■ Records to process ■
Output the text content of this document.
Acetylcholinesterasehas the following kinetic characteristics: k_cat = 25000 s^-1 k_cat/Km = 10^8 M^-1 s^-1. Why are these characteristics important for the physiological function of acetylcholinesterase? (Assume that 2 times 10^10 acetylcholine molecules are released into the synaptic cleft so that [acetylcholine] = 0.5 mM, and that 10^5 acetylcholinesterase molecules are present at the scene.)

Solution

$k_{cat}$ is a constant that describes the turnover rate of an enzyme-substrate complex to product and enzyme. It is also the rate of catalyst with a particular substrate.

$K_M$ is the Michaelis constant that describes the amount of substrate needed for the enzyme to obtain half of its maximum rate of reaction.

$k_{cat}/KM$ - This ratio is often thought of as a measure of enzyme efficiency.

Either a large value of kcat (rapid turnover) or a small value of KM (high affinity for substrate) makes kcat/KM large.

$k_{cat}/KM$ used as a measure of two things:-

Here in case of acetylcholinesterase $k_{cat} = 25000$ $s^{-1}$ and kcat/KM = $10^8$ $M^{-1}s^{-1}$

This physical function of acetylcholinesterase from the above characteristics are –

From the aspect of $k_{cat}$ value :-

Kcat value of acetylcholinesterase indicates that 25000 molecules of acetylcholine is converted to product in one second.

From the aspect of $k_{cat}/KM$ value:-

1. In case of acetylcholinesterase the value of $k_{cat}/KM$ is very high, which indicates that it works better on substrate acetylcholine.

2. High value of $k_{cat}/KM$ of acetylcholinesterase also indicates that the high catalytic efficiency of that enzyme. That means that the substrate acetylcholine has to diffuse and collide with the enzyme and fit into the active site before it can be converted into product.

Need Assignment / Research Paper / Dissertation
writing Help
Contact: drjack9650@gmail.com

■ Action item ■
Could you copy each line above word for word?

■ Task answer ■
Output the text content of this document.
Acetylcholinesterasehas the following kinetic characteristics: k_cat = 25000 s^-1 k_cat/Km = 10^8 M^-1 s^-1. Why are these characteristics important for the physiological function of acetylcholinesterase? (Assume that 2 times 10^10 acetylcholine molecules are released into the synaptic cleft so that [acetylcholine] = 0.5 mM, and that 10^5 acetylcholinesterase molecules are present at the scene.)

Solution

$k_{cat}$ is a constant that describes the turnover rate of an enzyme-substrate complex to product and enzyme. It is also the rate of catalyst with a particular substrate.

$K_M$ is the Michaelis constant that describes the amount of substrate needed for the enzyme to obtain half of its maximum rate of reaction.

$k_{cat}/KM$ - This ratio is often thought of as a measure of enzyme efficiency.

Either a large value of kcat (rapid turnover) or a small value of KM (high affinity for substrate) makes kcat/KM large.

$k_{cat}/KM$ used as a measure of two things:-

Here in case of acetylcholinesterase $k_{cat} = 25000$ $s^{-1}$ and kcat/KM = $10^8$ $M^{-1}s^{-1}$

This physical function of acetylcholinesterase from the above characteristics are –

From the aspect of $k_{cat}$ value :-

Kcat value of acetylcholinesterase indicates that 25000 molecules of acetylcholine is converted to product in one second.

From the aspect of $k_{cat}/KM$ value:-

1. In case of acetylcholinesterase the value of $k_{cat}/KM$ is very high, which indicates that it works better on substrate acetylcholine.

2. High value of $k_{cat}/KM$ of acetylcholinesterase also indicates that the high catalytic efficiency of that enzyme. That means that the substrate acetylcholine has to diffuse and collide with the enzyme and fit into the active site before it can be converted into product.

Need Assignment / Research Paper / Dissertation
writing Help
Contact: drjack9650@gmail.com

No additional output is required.